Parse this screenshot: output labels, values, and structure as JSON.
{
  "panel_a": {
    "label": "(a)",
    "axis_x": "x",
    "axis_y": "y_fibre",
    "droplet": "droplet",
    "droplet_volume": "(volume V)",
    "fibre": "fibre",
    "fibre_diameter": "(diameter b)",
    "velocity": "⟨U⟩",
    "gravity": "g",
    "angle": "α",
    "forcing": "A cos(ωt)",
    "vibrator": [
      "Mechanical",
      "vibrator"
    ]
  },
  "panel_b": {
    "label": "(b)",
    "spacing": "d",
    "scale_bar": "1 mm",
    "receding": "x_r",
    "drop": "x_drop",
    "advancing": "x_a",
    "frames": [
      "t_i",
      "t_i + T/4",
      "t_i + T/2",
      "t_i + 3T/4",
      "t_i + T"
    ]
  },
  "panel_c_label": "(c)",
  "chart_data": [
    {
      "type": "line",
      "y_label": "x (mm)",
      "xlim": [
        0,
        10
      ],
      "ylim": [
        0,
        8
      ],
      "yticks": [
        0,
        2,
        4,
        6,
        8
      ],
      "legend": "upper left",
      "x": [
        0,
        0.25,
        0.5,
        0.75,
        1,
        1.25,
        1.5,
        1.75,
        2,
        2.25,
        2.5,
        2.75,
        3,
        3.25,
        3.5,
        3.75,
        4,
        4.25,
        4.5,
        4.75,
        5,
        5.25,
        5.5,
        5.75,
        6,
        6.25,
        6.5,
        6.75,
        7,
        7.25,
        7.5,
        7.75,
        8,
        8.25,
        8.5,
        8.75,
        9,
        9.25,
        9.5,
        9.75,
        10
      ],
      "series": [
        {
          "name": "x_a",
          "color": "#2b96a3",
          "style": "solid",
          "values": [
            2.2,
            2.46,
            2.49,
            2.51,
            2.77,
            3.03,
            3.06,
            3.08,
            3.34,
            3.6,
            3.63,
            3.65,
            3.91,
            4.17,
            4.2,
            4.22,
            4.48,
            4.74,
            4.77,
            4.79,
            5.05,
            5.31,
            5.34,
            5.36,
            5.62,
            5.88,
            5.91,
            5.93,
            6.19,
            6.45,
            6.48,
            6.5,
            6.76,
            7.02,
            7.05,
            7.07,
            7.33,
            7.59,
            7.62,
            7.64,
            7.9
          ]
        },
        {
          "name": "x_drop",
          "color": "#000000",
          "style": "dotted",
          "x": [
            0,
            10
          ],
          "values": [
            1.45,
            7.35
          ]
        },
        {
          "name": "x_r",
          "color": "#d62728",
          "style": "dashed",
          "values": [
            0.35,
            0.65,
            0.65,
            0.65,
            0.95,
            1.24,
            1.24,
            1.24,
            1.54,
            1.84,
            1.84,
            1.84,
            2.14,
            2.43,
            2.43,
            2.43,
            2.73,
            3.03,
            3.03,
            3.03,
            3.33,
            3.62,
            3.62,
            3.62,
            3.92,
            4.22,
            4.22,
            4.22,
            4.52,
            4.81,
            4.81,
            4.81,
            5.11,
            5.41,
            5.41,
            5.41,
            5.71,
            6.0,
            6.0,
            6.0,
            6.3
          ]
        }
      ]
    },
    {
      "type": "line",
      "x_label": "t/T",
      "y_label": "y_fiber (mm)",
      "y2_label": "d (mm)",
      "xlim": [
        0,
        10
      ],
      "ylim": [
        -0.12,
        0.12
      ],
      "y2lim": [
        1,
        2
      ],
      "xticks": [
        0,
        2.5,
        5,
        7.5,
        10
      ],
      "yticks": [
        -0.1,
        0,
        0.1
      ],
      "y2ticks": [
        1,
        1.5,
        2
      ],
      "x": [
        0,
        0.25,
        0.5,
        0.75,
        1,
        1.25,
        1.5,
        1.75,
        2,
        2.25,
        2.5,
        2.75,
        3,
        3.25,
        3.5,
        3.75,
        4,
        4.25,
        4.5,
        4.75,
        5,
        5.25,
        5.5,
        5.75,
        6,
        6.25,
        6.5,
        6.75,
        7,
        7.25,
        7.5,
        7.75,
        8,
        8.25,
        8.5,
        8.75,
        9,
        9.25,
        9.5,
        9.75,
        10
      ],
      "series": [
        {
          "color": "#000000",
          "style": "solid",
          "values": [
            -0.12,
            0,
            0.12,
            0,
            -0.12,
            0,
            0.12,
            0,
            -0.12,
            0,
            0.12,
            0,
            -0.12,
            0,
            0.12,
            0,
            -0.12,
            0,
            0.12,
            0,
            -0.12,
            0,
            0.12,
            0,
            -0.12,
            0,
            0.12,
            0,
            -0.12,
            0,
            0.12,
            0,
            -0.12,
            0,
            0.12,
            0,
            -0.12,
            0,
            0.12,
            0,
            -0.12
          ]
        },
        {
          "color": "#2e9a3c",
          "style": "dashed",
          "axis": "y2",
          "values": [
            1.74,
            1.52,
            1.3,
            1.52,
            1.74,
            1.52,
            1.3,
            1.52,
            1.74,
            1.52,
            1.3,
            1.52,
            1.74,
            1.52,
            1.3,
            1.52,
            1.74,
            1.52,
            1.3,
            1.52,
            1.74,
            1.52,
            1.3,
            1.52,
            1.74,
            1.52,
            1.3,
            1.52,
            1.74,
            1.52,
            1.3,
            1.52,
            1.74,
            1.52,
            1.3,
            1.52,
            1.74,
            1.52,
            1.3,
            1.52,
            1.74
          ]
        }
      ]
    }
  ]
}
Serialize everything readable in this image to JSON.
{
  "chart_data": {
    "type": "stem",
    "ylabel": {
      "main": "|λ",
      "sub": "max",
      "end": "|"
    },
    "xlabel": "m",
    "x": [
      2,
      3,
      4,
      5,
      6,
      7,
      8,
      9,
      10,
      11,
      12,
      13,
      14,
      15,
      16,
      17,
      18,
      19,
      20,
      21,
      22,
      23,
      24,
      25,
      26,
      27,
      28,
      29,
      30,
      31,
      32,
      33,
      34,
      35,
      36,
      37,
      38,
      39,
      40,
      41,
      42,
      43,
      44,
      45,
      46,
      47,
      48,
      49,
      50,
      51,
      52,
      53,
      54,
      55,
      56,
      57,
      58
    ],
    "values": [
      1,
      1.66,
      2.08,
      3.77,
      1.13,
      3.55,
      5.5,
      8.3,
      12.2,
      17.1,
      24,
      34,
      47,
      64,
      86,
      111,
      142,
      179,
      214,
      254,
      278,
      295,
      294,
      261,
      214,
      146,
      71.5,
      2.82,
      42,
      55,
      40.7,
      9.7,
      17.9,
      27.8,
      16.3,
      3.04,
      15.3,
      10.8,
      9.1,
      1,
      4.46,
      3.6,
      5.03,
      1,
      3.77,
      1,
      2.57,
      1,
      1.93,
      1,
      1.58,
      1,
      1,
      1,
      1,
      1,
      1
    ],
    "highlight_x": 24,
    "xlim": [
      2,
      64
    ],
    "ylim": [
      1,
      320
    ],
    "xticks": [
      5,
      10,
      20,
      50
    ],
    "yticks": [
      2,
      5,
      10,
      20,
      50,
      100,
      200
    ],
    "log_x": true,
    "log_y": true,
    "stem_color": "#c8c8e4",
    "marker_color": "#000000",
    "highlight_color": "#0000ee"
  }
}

...

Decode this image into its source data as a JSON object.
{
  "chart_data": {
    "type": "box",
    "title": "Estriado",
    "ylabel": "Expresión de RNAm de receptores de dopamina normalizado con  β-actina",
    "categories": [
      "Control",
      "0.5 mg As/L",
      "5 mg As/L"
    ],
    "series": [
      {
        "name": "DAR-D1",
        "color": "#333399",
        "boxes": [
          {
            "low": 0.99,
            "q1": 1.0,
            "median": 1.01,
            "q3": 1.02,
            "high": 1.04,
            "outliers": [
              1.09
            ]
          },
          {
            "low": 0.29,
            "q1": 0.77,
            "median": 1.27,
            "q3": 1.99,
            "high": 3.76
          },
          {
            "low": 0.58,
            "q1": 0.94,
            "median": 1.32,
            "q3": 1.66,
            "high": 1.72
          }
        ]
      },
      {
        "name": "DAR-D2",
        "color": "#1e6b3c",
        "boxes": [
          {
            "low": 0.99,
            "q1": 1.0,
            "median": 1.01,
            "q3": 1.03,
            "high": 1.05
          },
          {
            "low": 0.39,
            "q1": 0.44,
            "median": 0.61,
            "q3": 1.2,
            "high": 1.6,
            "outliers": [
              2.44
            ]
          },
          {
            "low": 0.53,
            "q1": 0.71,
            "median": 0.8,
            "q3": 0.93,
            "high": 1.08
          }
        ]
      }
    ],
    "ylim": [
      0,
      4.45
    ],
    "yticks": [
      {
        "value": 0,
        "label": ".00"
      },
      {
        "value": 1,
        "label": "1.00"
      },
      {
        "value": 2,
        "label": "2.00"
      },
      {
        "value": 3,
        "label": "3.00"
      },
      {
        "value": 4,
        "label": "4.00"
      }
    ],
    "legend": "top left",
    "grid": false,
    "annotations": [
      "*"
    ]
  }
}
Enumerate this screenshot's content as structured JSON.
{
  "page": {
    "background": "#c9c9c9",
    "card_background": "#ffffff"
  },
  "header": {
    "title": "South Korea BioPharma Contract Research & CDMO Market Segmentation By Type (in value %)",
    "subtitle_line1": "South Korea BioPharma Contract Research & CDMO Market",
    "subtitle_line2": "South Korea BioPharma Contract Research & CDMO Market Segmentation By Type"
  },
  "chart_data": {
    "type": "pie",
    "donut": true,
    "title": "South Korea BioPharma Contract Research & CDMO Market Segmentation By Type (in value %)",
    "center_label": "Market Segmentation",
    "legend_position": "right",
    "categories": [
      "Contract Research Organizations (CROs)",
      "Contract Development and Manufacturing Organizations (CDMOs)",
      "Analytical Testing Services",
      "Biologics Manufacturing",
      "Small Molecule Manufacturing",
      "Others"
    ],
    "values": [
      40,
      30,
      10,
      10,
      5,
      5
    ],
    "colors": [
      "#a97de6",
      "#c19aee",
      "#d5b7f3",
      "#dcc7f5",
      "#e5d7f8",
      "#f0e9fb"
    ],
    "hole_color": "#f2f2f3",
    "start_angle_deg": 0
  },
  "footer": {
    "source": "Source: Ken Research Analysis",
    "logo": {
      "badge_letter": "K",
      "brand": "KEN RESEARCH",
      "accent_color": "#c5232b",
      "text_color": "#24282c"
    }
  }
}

---

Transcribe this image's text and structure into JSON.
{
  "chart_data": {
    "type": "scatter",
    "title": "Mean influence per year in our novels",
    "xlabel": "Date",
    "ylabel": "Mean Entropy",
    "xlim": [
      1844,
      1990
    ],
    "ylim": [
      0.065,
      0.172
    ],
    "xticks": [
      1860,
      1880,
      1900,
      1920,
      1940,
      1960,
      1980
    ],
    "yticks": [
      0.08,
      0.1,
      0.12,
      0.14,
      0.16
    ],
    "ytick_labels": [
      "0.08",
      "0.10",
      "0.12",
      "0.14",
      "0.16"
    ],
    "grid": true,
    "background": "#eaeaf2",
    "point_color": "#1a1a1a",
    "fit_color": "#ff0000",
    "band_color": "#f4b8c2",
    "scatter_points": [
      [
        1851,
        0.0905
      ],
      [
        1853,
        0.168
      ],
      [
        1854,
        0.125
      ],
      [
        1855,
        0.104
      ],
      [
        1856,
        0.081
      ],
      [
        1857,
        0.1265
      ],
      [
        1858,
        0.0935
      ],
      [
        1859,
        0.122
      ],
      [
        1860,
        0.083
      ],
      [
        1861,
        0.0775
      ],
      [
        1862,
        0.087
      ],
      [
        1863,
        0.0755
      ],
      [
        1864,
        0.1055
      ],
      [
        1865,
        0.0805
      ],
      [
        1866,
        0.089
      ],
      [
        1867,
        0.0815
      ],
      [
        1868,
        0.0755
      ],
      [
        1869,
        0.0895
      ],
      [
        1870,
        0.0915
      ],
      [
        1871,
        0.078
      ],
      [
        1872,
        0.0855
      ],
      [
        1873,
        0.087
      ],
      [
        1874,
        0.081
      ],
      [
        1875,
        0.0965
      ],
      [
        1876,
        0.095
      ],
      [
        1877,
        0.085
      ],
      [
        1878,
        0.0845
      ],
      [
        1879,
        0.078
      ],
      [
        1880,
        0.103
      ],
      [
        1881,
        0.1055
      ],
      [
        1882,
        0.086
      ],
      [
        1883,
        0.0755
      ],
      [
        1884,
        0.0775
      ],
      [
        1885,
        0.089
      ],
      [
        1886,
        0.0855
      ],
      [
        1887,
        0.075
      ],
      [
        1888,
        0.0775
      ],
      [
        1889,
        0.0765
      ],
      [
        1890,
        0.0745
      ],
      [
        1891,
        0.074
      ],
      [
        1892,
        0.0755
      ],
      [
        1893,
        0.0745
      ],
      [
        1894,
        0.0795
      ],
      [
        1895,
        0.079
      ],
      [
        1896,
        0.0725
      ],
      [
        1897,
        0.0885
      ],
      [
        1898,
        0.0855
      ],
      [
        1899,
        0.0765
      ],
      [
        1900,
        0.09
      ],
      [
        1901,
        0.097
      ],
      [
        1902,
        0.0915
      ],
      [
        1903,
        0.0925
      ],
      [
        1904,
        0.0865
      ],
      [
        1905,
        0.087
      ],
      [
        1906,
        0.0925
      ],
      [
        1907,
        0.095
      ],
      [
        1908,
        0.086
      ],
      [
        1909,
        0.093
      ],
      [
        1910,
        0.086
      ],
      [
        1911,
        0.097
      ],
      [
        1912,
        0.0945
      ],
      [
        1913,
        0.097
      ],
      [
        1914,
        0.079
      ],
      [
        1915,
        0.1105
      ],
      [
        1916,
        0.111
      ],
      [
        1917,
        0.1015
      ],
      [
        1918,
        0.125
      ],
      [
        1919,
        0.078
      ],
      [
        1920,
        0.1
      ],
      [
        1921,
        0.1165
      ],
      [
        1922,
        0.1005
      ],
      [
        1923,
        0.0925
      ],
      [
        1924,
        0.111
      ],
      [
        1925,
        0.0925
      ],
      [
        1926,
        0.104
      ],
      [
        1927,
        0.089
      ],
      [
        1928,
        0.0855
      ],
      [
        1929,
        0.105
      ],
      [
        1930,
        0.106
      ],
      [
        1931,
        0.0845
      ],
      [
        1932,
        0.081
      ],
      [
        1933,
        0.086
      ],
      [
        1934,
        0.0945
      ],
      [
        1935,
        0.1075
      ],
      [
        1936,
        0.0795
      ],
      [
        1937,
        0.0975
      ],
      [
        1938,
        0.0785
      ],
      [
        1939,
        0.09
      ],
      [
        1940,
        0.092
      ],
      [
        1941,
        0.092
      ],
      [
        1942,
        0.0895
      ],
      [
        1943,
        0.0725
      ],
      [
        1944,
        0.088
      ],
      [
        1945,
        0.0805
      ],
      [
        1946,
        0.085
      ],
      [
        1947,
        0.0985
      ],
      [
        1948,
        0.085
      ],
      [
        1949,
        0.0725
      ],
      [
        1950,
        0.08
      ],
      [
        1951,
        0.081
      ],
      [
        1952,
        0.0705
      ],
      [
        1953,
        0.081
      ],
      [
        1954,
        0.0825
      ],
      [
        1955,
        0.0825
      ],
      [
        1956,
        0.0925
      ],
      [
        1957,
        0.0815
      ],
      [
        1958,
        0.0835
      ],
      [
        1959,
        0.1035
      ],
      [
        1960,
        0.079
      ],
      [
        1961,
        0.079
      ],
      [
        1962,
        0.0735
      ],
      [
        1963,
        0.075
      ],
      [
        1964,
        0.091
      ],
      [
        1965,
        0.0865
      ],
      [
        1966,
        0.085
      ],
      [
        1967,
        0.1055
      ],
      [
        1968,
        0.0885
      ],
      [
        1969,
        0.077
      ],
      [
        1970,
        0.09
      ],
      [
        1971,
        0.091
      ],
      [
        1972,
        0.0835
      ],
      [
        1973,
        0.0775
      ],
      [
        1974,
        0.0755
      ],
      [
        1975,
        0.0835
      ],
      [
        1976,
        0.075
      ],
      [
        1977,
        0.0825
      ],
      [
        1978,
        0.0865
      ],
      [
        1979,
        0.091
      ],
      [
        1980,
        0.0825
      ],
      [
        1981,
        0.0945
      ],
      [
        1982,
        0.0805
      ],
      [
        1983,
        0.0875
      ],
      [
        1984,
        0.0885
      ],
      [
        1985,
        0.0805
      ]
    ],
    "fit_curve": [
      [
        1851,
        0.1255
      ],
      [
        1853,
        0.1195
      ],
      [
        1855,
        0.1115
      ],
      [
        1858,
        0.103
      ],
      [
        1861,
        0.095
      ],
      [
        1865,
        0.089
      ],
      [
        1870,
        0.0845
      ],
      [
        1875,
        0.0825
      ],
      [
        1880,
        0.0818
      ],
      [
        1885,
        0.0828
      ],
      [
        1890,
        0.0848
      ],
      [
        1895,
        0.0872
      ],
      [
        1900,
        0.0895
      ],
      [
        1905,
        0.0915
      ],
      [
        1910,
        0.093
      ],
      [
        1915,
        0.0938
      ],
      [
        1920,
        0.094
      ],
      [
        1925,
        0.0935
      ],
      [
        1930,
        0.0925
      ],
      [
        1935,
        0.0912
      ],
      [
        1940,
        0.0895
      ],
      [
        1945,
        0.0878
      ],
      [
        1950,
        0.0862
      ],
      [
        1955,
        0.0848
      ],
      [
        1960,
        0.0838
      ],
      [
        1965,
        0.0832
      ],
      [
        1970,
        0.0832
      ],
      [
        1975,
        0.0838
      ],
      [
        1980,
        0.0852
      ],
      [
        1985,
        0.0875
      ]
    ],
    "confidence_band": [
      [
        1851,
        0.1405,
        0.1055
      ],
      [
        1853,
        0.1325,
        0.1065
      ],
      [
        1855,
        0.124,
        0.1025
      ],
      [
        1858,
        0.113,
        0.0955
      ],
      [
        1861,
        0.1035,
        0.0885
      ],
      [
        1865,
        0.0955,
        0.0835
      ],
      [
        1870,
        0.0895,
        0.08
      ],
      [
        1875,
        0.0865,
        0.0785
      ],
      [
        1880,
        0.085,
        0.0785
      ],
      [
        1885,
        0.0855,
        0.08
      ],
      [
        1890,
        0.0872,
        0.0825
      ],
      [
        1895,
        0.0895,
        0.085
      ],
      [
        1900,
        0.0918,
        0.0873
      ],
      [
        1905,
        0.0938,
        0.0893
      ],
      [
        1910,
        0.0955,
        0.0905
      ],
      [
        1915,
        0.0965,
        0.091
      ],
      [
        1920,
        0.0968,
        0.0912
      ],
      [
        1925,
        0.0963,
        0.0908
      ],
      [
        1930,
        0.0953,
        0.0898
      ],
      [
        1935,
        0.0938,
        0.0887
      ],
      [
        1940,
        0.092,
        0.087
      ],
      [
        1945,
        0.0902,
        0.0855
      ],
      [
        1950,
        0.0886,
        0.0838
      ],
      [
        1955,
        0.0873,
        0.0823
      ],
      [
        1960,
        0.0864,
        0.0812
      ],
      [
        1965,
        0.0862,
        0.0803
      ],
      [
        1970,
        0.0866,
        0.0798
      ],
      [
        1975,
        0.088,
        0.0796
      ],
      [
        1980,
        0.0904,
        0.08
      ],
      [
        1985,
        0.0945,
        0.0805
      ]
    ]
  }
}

Set task
Extract each line from the listing that holds the word "BioPharma".

Response to this task
    "title": "South Korea BioPharma Contract Research & CDMO Market Segmentation By Type (in value %)",
    "subtitle_line1": "South Korea BioPharma Contract Research & CDMO Market",
    "subtitle_line2": "South Korea BioPharma Contract Research & CDMO Market Segmentation By Type"
    "title": "South Korea BioPharma Contract Research & CDMO Market Segmentation By Type (in value %)",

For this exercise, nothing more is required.